● **Requirements**: Rewrite the records below with "plan view" changed to "top view" and nothing else altered. Leave the pictures out.

● **Given records**:
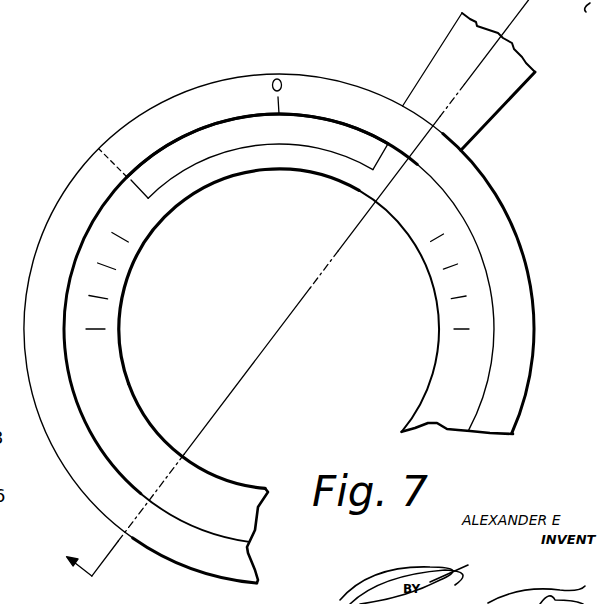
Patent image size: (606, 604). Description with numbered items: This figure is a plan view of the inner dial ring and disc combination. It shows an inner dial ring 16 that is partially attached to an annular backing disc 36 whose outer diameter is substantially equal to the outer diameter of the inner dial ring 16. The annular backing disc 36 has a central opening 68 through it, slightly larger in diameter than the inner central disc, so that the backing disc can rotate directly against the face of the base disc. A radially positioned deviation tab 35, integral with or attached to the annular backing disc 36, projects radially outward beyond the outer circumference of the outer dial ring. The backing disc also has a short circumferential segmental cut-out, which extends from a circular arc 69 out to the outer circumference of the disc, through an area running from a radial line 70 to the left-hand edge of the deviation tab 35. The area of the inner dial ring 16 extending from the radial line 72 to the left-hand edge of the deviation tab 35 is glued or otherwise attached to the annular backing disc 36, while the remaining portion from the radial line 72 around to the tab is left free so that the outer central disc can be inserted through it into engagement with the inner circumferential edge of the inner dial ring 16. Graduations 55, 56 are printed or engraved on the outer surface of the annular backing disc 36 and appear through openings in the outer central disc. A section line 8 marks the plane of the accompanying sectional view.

The section line 8- 8 is at (284, 290).
The inner dial ring 16 is at (518, 372).
The radial tab 35 is at (472, 123).
The annular backing disc 36 is at (143, 225).
The graduations 55 is at (106, 266).
The graduations 56 is at (448, 265).
The central opening 68 is at (137, 395).
The circular arc 69 is at (237, 150).
The radial line 70 is at (135, 181).
The radial line 72 is at (164, 518).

● **Task response**:
Patent image size: (606, 604). Description with numbered items: This figure is a top view of the inner dial ring and disc combination. It shows an inner dial ring 16 that is partially attached to an annular backing disc 36 whose outer diameter is substantially equal to the outer diameter of the inner dial ring 16. The annular backing disc 36 has a central opening 68 through it, slightly larger in diameter than the inner central disc, so that the backing disc can rotate directly against the face of the base disc. A radially positioned deviation tab 35, integral with or attached to the annular backing disc 36, projects radially outward beyond the outer circumference of the outer dial ring. The backing disc also has a short circumferential segmental cut-out, which extends from a circular arc 69 out to the outer circumference of the disc, through an area running from a radial line 70 to the left-hand edge of the deviation tab 35. The area of the inner dial ring 16 extending from the radial line 72 to the left-hand edge of the deviation tab 35 is glued or otherwise attached to the annular backing disc 36, while the remaining portion from the radial line 72 around to the tab is left free so that the outer central disc can be inserted through it into engagement with the inner circumferential edge of the inner dial ring 16. Graduations 55, 56 are printed or engraved on the outer surface of the annular backing disc 36 and appear through openings in the outer central disc. A section line 8 marks the plane of the accompanying sectional view.

The section line 8- 8 is at (284, 290).
The inner dial ring 16 is at (518, 372).
The radial tab 35 is at (472, 123).
The annular backing disc 36 is at (143, 225).
The graduations 55 is at (106, 266).
The graduations 56 is at (448, 265).
The central opening 68 is at (137, 395).
The circular arc 69 is at (237, 150).
The radial line 70 is at (135, 181).
The radial line 72 is at (164, 518).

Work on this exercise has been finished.